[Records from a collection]
_ _ _ _

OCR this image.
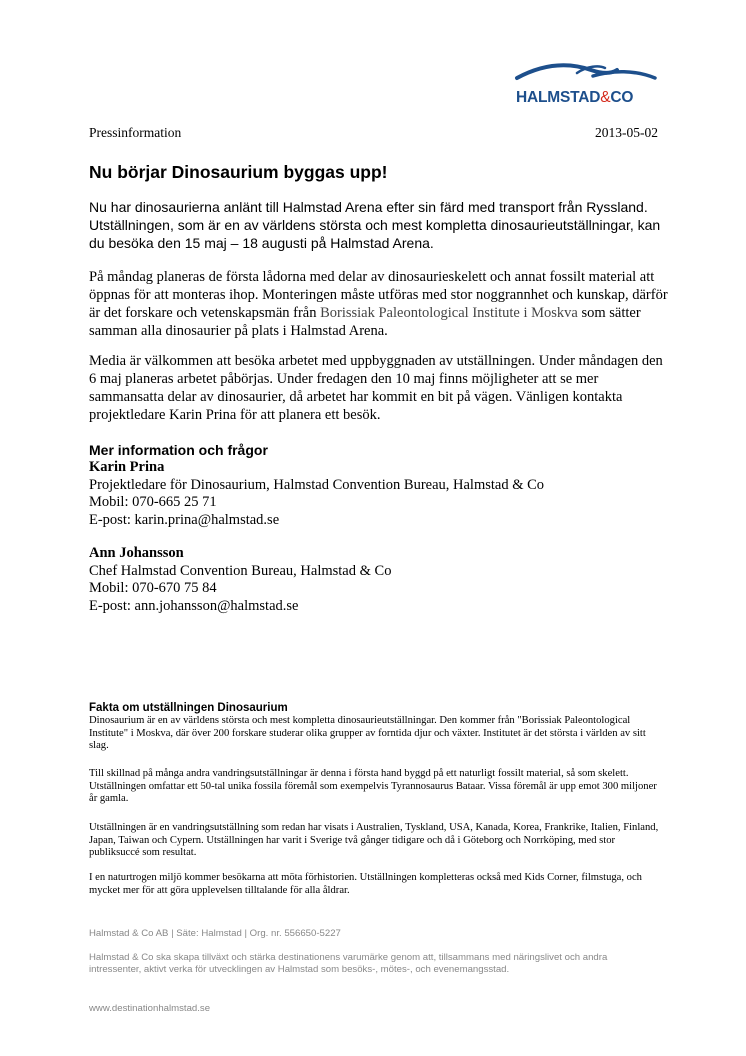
HALMSTAD&CO
Pressinformation	2013-05-02
Nu börjar Dinosaurium byggas upp!

Nu har dinosaurierna anlänt till Halmstad Arena efter sin färd med transport från Ryssland. Utställningen, som är en av världens största och mest kompletta dinosaurieutställningar, kan du besöka den 15 maj – 18 augusti på Halmstad Arena.

På måndag planeras de första lådorna med delar av dinosaurieskelett och annat fossilt material att öppnas för att monteras ihop. Monteringen måste utföras med stor noggrannhet och kunskap, därför är det forskare och vetenskapsmän från Borissiak Paleontological Institute i Moskva som sätter samman alla dinosaurier på plats i Halmstad Arena.

Media är välkommen att besöka arbetet med uppbyggnaden av utställningen. Under måndagen den 6 maj planeras arbetet påbörjas. Under fredagen den 10 maj finns möjligheter att se mer sammansatta delar av dinosaurier, då arbetet har kommit en bit på vägen. Vänligen kontakta projektledare Karin Prina för att planera ett besök.

Mer information och frågor
Karin Prina
Projektledare för Dinosaurium, Halmstad Convention Bureau, Halmstad & Co
Mobil: 070-665 25 71
E-post: karin.prina@halmstad.se
Ann Johansson
Chef Halmstad Convention Bureau, Halmstad & Co
Mobil: 070-670 75 84
E-post: ann.johansson@halmstad.se
Fakta om utställningen Dinosaurium

Dinosaurium är en av världens största och mest kompletta dinosaurieutställningar. Den kommer från "Borissiak Paleontological Institute" i Moskva, där över 200 forskare studerar olika grupper av forntida djur och växter. Institutet är det största i världen av sitt slag.

Till skillnad på många andra vandringsutställningar är denna i första hand byggd på ett naturligt fossilt material, så som skelett. Utställningen omfattar ett 50-tal unika fossila föremål som exempelvis Tyrannosaurus Bataar. Vissa föremål är upp emot 300 miljoner år gamla.

Utställningen är en vandringsutställning som redan har visats i Australien, Tyskland, USA, Kanada, Korea, Frankrike, Italien, Finland, Japan, Taiwan och Cypern. Utställningen har varit i Sverige två gånger tidigare och då i Göteborg och Norrköping, med stor publiksuccé som resultat.

I en naturtrogen miljö kommer besökarna att möta förhistorien. Utställningen kompletteras också med Kids Corner, filmstuga, och mycket mer för att göra upplevelsen tilltalande för alla åldrar.

Halmstad & Co AB | Säte: Halmstad | Org. nr. 556650-5227

Halmstad & Co ska skapa tillväxt och stärka destinationens varumärke genom att, tillsammans med näringslivet och andra intressenter, aktivt verka för utvecklingen av Halmstad som besöks-, mötes-, och evenemangsstad.

www.destinationhalmstad.se
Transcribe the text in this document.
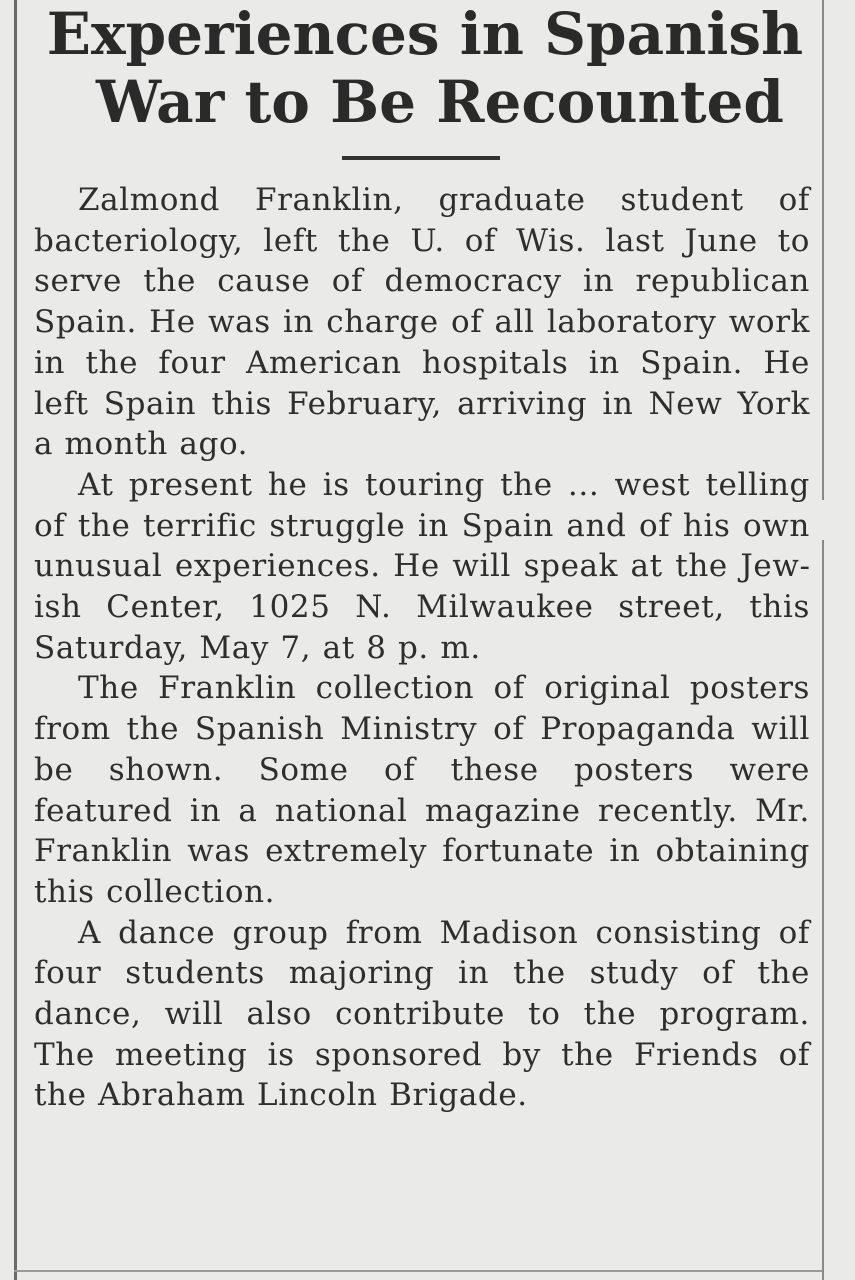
Experiences in Spanish
War to Be Recounted

Zalmond Franklin, graduate student of bacteriology, left the U. of Wis. last June to serve the cause of democracy in republican Spain. He was in charge of all laboratory work in the four American hospitals in Spain. He left Spain this February, arriving in New York a month ago.

At present he is touring the ... west telling of the terrific struggle in Spain and of his own unusual experiences. He will speak at the Jewish Center, 1025 N. Milwaukee street, this Saturday, May 7, at 8 p. m.

The Franklin collection of original posters from the Spanish Ministry of Propaganda will be shown. Some of these posters were featured in a national magazine recently. Mr. Franklin was extremely fortunate in obtaining this collection.

A dance group from Madison consisting of four students majoring in the study of the dance, will also contribute to the program. The meeting is sponsored by the Friends of the Abraham Lincoln Brigade.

_ _ _ _

Exercise instructions
The answer is the complete set of records, copied exactly, with pictures omitted.

Reply
OCR this image.
HALMSTAD&CO
Pressinformation	2013-05-02
Nu börjar Dinosaurium byggas upp!

Nu har dinosaurierna anlänt till Halmstad Arena efter sin färd med transport från Ryssland. Utställningen, som är en av världens största och mest kompletta dinosaurieutställningar, kan du besöka den 15 maj – 18 augusti på Halmstad Arena.

På måndag planeras de första lådorna med delar av dinosaurieskelett och annat fossilt material att öppnas för att monteras ihop. Monteringen måste utföras med stor noggrannhet och kunskap, därför är det forskare och vetenskapsmän från Borissiak Paleontological Institute i Moskva som sätter samman alla dinosaurier på plats i Halmstad Arena.

Media är välkommen att besöka arbetet med uppbyggnaden av utställningen. Under måndagen den 6 maj planeras arbetet påbörjas. Under fredagen den 10 maj finns möjligheter att se mer sammansatta delar av dinosaurier, då arbetet har kommit en bit på vägen. Vänligen kontakta projektledare Karin Prina för att planera ett besök.

Mer information och frågor
Karin Prina
Projektledare för Dinosaurium, Halmstad Convention Bureau, Halmstad & Co
Mobil: 070-665 25 71
E-post: karin.prina@halmstad.se
Ann Johansson
Chef Halmstad Convention Bureau, Halmstad & Co
Mobil: 070-670 75 84
E-post: ann.johansson@halmstad.se
Fakta om utställningen Dinosaurium

Dinosaurium är en av världens största och mest kompletta dinosaurieutställningar. Den kommer från "Borissiak Paleontological Institute" i Moskva, där över 200 forskare studerar olika grupper av forntida djur och växter. Institutet är det största i världen av sitt slag.

Till skillnad på många andra vandringsutställningar är denna i första hand byggd på ett naturligt fossilt material, så som skelett. Utställningen omfattar ett 50-tal unika fossila föremål som exempelvis Tyrannosaurus Bataar. Vissa föremål är upp emot 300 miljoner år gamla.

Utställningen är en vandringsutställning som redan har visats i Australien, Tyskland, USA, Kanada, Korea, Frankrike, Italien, Finland, Japan, Taiwan och Cypern. Utställningen har varit i Sverige två gånger tidigare och då i Göteborg och Norrköping, med stor publiksuccé som resultat.

I en naturtrogen miljö kommer besökarna att möta förhistorien. Utställningen kompletteras också med Kids Corner, filmstuga, och mycket mer för att göra upplevelsen tilltalande för alla åldrar.

Halmstad & Co AB | Säte: Halmstad | Org. nr. 556650-5227

Halmstad & Co ska skapa tillväxt och stärka destinationens varumärke genom att, tillsammans med näringslivet och andra intressenter, aktivt verka för utvecklingen av Halmstad som besöks-, mötes-, och evenemangsstad.

www.destinationhalmstad.se
Transcribe the text in this document.
Experiences in Spanish
War to Be Recounted

Zalmond Franklin, graduate student of bacteriology, left the U. of Wis. last June to serve the cause of democracy in republican Spain. He was in charge of all laboratory work in the four American hospitals in Spain. He left Spain this February, arriving in New York a month ago.

At present he is touring the ... west telling of the terrific struggle in Spain and of his own unusual experiences. He will speak at the Jewish Center, 1025 N. Milwaukee street, this Saturday, May 7, at 8 p. m.

The Franklin collection of original posters from the Spanish Ministry of Propaganda will be shown. Some of these posters were featured in a national magazine recently. Mr. Franklin was extremely fortunate in obtaining this collection.

A dance group from Madison consisting of four students majoring in the study of the dance, will also contribute to the program. The meeting is sponsored by the Friends of the Abraham Lincoln Brigade.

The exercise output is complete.